- [GIVEN DATA]:
━━━━━━━━━━━━━━━━━━━━
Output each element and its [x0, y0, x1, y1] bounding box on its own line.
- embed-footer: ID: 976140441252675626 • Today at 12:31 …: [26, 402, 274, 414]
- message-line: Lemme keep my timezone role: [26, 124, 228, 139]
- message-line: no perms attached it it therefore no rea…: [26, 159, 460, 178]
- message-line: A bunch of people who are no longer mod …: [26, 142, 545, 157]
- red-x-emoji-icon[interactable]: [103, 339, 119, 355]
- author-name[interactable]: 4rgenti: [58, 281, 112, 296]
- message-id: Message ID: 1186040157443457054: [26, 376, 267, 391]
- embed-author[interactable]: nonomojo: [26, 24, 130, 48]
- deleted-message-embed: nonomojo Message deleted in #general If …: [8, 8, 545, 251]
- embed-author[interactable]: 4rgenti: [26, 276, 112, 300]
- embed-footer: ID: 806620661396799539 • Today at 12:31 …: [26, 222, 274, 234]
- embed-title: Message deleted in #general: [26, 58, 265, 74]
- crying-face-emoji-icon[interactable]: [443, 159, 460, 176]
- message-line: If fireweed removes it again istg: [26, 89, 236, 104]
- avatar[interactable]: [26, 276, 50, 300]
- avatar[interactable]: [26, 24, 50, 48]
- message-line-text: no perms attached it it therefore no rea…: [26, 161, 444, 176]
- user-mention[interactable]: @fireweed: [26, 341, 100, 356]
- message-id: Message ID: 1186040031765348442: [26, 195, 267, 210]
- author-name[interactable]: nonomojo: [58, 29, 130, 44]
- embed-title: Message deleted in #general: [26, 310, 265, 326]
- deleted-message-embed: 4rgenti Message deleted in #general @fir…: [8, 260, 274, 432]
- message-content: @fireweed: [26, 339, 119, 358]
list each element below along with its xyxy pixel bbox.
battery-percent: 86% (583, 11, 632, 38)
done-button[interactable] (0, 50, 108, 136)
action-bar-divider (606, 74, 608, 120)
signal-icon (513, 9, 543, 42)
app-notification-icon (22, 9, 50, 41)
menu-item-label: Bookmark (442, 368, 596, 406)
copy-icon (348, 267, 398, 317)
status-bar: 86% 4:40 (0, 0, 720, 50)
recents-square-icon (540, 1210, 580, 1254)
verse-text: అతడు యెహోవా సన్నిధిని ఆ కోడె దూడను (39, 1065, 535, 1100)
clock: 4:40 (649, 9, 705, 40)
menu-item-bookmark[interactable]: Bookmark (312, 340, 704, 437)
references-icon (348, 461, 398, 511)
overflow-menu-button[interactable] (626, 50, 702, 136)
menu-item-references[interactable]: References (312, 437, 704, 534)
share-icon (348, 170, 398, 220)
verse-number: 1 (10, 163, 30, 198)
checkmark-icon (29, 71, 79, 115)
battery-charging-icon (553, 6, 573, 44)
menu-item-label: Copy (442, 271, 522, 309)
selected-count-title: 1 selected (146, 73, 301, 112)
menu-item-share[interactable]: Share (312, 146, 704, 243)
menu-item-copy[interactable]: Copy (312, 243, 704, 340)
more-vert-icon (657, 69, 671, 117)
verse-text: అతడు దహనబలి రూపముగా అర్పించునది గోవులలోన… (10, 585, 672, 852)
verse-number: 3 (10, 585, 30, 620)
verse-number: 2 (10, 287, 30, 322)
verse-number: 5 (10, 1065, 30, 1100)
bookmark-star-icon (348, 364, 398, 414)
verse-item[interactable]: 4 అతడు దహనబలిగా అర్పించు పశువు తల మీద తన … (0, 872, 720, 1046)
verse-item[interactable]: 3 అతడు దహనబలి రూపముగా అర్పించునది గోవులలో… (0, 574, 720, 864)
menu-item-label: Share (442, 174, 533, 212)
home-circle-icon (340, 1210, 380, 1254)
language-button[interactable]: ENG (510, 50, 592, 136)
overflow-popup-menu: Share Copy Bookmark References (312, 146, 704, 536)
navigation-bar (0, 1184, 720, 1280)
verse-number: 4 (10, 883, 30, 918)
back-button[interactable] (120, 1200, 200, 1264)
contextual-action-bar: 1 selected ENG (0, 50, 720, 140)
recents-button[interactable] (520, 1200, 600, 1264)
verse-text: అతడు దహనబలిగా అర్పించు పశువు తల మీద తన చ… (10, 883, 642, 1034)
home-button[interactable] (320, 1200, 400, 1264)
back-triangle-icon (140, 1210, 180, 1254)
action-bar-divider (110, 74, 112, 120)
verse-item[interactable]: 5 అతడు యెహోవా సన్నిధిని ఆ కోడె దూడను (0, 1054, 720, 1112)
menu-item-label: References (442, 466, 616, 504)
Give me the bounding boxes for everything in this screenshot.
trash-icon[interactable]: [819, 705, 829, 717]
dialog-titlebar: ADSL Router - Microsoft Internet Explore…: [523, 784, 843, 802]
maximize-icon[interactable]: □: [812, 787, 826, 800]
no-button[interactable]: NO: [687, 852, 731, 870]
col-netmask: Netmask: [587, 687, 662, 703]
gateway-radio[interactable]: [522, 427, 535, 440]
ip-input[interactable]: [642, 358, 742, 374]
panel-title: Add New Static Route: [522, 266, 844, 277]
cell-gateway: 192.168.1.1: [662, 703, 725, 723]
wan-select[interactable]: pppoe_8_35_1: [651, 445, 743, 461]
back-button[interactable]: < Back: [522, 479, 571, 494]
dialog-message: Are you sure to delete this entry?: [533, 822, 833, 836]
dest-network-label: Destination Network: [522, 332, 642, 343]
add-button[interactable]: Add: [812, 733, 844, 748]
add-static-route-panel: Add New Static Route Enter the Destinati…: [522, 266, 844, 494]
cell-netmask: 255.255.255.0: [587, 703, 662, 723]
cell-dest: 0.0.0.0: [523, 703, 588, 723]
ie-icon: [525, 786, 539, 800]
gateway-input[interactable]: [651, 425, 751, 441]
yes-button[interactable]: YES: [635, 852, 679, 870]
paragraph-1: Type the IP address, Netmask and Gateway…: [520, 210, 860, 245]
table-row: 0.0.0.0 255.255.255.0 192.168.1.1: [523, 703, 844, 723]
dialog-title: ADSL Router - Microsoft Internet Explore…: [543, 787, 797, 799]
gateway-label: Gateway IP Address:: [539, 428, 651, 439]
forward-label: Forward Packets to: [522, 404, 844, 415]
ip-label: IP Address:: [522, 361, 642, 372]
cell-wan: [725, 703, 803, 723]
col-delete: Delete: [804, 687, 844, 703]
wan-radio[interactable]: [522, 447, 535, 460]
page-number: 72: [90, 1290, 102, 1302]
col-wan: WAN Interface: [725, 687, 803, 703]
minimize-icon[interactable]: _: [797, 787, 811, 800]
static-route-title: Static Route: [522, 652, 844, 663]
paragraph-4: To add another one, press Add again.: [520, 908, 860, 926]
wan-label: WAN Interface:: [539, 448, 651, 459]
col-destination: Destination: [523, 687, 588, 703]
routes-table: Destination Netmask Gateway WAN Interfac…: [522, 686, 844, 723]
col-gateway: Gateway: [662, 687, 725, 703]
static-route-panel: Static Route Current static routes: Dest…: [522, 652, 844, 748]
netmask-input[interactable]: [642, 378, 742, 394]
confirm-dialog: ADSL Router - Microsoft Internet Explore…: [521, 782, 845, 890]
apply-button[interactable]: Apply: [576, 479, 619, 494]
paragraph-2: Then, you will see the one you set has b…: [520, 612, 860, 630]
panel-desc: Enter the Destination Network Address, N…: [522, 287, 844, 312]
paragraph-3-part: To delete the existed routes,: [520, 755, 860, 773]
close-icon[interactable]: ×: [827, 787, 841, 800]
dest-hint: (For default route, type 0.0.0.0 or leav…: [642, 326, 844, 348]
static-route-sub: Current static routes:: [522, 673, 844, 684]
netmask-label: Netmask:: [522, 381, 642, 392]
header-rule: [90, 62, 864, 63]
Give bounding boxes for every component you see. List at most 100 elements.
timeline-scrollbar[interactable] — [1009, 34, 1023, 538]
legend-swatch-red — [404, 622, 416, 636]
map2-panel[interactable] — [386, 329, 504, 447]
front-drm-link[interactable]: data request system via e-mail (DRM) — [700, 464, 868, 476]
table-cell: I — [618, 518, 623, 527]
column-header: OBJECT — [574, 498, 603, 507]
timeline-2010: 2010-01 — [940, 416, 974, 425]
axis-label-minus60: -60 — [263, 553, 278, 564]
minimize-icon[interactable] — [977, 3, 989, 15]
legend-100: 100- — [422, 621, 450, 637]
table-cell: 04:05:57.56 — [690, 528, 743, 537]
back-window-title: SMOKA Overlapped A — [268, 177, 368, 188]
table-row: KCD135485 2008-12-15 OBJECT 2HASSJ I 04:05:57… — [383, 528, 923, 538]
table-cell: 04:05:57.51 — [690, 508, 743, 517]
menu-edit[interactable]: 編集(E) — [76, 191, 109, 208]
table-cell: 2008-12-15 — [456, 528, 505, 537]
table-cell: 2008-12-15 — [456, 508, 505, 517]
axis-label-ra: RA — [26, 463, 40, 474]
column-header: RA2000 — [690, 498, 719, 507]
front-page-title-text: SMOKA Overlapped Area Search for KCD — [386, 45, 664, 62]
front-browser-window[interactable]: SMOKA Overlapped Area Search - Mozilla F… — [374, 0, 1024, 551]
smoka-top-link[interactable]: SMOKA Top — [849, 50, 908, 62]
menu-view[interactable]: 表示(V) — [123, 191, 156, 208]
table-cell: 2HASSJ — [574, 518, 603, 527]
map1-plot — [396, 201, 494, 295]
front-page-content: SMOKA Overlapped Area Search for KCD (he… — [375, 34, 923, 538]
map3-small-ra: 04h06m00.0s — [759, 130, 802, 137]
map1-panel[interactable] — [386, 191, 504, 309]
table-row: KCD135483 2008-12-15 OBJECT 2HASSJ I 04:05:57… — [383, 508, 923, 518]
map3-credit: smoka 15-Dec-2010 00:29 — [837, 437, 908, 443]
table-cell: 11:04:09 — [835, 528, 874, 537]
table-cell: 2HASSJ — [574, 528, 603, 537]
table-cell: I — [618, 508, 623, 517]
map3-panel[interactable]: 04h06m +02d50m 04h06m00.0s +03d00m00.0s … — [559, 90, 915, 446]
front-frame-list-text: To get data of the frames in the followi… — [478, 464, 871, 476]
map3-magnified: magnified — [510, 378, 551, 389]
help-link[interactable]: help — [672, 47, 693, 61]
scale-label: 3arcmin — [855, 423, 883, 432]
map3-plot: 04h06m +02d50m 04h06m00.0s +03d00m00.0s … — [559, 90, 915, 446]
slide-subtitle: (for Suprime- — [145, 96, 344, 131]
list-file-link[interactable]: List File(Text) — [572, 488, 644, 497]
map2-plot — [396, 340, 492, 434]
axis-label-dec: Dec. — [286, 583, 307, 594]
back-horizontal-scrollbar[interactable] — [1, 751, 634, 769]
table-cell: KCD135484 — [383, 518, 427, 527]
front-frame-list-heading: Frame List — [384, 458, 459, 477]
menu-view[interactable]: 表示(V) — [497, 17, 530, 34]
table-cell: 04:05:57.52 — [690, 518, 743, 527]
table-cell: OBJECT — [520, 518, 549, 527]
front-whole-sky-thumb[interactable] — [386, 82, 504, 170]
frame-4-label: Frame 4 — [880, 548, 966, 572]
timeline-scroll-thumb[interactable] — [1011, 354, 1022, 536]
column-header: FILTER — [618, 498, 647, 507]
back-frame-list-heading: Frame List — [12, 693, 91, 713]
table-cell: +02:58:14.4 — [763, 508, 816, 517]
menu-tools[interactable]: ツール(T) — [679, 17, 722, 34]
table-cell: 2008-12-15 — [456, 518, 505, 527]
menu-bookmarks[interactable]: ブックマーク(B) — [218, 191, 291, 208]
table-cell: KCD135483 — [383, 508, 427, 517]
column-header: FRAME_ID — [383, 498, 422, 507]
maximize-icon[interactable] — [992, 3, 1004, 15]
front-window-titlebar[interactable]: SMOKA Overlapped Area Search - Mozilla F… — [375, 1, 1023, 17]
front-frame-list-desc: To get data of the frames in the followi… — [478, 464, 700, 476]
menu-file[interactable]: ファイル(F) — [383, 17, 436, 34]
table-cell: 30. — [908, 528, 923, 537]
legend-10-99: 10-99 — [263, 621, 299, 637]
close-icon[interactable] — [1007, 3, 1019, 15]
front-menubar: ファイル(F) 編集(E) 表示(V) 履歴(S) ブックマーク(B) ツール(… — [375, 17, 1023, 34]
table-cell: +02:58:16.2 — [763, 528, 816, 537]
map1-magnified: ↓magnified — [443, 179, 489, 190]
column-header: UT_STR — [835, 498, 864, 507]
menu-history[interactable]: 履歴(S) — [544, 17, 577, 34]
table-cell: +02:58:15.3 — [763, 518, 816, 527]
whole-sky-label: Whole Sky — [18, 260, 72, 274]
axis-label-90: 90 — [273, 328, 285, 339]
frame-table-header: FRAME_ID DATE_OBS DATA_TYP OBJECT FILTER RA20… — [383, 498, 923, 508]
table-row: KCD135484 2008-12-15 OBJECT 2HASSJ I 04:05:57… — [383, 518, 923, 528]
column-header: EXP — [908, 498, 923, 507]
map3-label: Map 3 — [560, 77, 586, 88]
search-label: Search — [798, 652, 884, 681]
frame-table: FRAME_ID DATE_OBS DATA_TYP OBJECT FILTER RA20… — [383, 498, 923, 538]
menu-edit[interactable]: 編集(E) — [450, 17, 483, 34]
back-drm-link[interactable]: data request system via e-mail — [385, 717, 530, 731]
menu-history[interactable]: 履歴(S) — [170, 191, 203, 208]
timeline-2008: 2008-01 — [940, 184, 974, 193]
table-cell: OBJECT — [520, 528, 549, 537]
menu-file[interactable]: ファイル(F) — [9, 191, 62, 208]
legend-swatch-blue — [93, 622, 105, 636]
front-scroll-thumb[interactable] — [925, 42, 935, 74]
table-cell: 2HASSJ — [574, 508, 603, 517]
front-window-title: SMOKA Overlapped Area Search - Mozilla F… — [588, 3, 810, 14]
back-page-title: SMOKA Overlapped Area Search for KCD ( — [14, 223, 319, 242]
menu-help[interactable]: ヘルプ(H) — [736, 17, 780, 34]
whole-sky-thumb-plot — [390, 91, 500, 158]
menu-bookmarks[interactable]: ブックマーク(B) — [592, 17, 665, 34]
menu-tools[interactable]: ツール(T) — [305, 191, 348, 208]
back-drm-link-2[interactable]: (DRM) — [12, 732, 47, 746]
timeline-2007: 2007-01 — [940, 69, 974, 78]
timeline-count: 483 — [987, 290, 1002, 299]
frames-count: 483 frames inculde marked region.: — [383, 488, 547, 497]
━━━━━━━━━━━━━━━━━━━━
- [TASK TO CARRY OUT]: Reproduce only the lines from the start of the data through the line containing "- deleted-message-embed: nonomojo", inclusive, swapping "message-line" for "chat-line" and leaving everything else unchanged.

- [RESPONSE]:
Output each element and its [x0, y0, x1, y1] bounding box on its own line.
- embed-footer: ID: 976140441252675626 • Today at 12:31 …: [26, 402, 274, 414]
- chat-line: Lemme keep my timezone role: [26, 124, 228, 139]
- chat-line: no perms attached it it therefore no rea…: [26, 159, 460, 178]
- chat-line: A bunch of people who are no longer mod …: [26, 142, 545, 157]
- red-x-emoji-icon[interactable]: [103, 339, 119, 355]
- author-name[interactable]: 4rgenti: [58, 281, 112, 296]
- message-id: Message ID: 1186040157443457054: [26, 376, 267, 391]
- embed-author[interactable]: nonomojo: [26, 24, 130, 48]
- deleted-message-embed: nonomojo Message deleted in #general If …: [8, 8, 545, 251]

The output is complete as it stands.